* Requirements: Report every line in the listing below where the string "Надіслано" shows up.

===== Material for this exercise

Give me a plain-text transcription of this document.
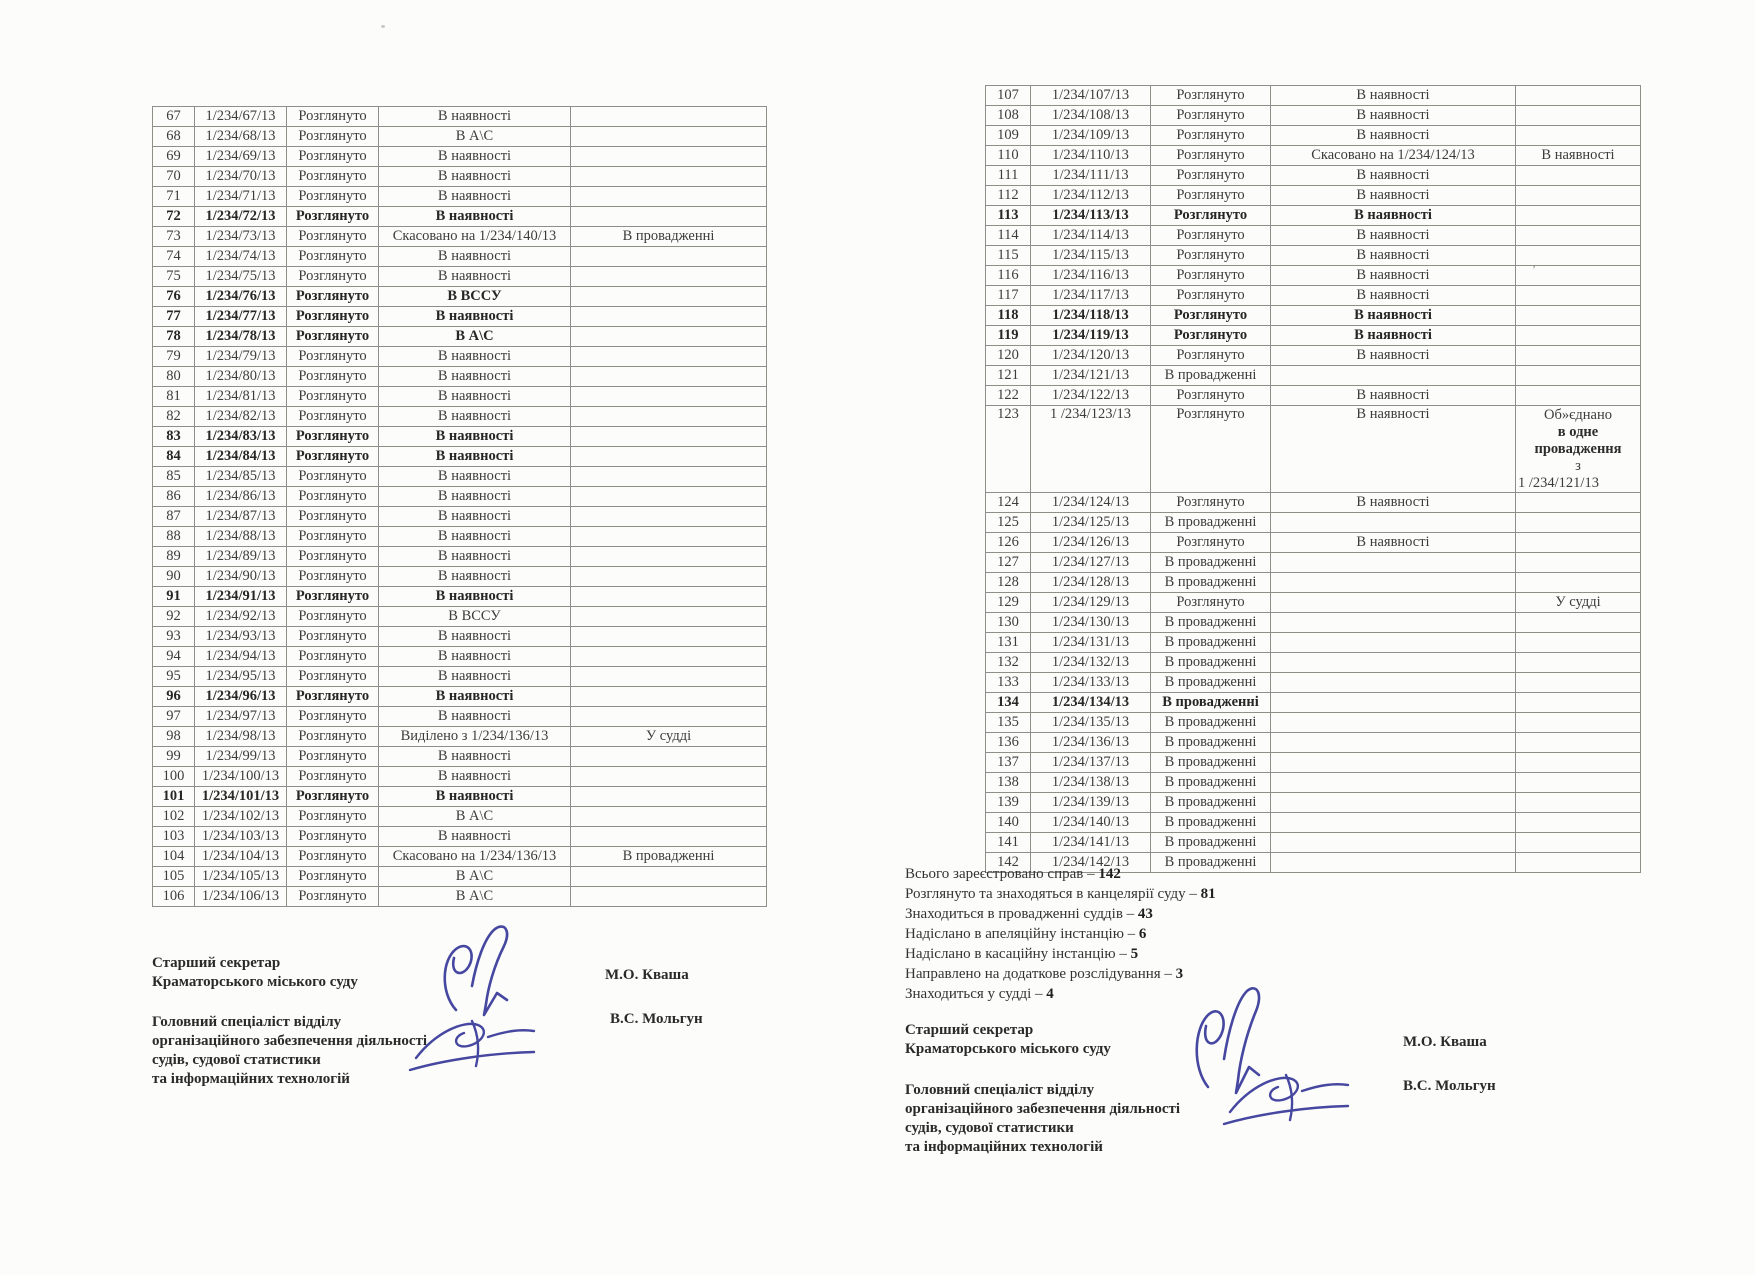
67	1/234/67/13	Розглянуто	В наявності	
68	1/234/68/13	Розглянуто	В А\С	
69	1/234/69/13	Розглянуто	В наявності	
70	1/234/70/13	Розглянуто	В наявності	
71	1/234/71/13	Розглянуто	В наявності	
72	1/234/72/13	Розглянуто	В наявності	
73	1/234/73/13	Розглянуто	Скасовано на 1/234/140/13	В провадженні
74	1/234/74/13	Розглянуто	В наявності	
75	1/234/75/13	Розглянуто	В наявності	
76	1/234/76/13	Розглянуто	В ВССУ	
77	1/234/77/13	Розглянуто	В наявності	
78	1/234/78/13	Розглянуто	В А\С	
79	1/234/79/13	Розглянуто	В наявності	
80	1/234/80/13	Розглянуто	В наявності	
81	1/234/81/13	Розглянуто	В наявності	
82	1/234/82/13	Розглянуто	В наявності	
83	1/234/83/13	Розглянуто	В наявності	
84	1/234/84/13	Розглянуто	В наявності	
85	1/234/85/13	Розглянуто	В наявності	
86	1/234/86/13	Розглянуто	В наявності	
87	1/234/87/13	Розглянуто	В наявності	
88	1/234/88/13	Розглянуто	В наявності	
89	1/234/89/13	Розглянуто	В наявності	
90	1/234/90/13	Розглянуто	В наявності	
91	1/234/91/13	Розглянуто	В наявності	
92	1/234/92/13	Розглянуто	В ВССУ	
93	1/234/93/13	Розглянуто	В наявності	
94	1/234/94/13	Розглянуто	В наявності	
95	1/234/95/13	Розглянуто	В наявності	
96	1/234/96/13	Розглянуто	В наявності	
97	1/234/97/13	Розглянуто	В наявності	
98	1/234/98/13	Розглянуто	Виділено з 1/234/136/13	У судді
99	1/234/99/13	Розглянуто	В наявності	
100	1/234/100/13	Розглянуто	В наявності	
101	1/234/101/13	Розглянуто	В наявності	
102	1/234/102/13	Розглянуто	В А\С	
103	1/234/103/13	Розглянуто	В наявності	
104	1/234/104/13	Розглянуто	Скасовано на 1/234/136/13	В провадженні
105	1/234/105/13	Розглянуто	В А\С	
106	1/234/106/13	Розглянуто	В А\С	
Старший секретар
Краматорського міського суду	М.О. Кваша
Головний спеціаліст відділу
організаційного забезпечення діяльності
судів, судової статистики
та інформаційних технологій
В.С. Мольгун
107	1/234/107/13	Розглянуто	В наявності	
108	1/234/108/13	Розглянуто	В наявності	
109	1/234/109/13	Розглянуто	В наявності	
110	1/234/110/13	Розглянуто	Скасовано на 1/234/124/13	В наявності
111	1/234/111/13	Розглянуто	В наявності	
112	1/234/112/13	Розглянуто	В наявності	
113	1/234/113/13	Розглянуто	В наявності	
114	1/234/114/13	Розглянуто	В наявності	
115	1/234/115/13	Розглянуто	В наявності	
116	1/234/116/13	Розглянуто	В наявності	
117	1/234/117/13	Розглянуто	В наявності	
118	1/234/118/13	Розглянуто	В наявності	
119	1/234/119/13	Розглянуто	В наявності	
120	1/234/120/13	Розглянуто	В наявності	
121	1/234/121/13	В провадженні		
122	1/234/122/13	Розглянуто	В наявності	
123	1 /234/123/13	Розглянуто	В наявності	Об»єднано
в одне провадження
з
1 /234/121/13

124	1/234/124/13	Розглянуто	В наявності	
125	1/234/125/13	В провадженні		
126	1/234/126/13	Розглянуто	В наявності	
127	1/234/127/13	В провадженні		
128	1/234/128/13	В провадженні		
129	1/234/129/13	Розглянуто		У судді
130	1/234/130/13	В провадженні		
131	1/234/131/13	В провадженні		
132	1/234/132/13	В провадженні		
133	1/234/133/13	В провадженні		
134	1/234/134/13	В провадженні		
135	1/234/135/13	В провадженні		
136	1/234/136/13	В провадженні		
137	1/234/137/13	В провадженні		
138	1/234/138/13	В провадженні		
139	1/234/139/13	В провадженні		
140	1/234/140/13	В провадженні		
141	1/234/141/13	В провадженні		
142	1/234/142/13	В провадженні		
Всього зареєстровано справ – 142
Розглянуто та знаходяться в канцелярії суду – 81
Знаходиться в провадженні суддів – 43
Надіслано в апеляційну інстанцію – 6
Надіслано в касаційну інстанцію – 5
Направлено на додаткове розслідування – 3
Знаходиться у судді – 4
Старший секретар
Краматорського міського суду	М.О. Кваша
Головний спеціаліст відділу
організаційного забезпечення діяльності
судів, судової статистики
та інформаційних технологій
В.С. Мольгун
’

==========

* The completed task:
Надіслано в апеляційну інстанцію – 6
Надіслано в касаційну інстанцію – 5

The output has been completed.